:: EXERCISE INSTRUCTIONS ::
Below are the records; copy each line in them that holds the word "tegevusega".
====================
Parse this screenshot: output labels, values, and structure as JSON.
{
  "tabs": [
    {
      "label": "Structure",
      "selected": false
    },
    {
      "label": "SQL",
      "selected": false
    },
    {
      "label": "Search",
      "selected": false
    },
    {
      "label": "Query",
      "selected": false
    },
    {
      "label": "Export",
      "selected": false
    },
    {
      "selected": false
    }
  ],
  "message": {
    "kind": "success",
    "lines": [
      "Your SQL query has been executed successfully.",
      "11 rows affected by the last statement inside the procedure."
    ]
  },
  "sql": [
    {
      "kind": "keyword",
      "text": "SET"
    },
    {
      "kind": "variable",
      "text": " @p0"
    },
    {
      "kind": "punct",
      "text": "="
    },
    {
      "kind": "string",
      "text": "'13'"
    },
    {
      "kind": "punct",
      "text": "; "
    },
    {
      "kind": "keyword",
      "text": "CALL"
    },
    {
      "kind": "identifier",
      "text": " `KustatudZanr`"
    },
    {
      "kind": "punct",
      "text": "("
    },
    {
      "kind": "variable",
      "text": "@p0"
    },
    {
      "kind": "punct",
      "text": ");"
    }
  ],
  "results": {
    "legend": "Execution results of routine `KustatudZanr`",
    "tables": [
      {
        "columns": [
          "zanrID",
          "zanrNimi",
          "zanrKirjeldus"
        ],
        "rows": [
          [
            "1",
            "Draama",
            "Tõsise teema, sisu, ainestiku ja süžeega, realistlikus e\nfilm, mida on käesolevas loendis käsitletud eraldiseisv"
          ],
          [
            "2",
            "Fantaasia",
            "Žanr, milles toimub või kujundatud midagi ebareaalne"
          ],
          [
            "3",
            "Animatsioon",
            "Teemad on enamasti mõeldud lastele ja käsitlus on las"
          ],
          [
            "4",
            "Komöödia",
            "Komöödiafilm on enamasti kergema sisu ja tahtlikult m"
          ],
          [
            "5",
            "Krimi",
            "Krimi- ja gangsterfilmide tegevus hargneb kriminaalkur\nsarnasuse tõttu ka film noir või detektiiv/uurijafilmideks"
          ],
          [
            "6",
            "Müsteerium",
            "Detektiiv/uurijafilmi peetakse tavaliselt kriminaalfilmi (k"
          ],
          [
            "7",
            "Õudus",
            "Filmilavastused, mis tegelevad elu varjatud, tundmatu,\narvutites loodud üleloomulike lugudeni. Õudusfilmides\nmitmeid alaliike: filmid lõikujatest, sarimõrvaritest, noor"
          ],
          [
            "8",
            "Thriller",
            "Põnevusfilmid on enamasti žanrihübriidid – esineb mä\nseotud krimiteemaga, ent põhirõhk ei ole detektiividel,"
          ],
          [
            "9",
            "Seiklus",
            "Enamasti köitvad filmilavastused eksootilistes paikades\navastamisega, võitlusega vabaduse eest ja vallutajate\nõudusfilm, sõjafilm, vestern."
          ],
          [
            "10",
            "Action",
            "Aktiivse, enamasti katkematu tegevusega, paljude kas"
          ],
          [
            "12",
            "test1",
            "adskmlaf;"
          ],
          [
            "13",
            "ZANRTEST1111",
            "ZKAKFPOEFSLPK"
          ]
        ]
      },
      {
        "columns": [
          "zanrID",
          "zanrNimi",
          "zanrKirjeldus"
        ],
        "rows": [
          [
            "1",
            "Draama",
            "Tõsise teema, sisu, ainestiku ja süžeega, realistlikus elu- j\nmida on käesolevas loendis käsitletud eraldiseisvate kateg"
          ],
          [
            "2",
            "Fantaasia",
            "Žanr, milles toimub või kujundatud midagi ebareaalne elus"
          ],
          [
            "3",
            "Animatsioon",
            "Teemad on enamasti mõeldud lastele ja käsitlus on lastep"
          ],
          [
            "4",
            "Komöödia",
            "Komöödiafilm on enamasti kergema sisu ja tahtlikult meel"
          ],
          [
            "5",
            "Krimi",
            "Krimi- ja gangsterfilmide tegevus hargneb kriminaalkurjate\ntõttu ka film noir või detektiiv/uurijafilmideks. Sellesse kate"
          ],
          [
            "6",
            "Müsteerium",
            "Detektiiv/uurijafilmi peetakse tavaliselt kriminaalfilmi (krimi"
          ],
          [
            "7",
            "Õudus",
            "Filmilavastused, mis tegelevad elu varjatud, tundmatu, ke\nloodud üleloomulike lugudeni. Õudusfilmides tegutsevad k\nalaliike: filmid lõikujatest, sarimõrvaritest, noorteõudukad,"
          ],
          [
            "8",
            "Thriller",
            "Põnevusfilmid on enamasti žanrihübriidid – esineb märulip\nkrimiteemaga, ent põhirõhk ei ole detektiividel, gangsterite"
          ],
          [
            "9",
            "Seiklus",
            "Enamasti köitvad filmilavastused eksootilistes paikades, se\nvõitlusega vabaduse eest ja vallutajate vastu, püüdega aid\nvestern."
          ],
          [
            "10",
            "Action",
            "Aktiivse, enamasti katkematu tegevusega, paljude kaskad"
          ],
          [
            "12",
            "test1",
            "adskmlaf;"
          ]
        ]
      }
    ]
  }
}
====================
:: EXERCISE RESULT ::
            "Aktiivse, enamasti katkematu tegevusega, paljude kas"
            "Aktiivse, enamasti katkematu tegevusega, paljude kaskad"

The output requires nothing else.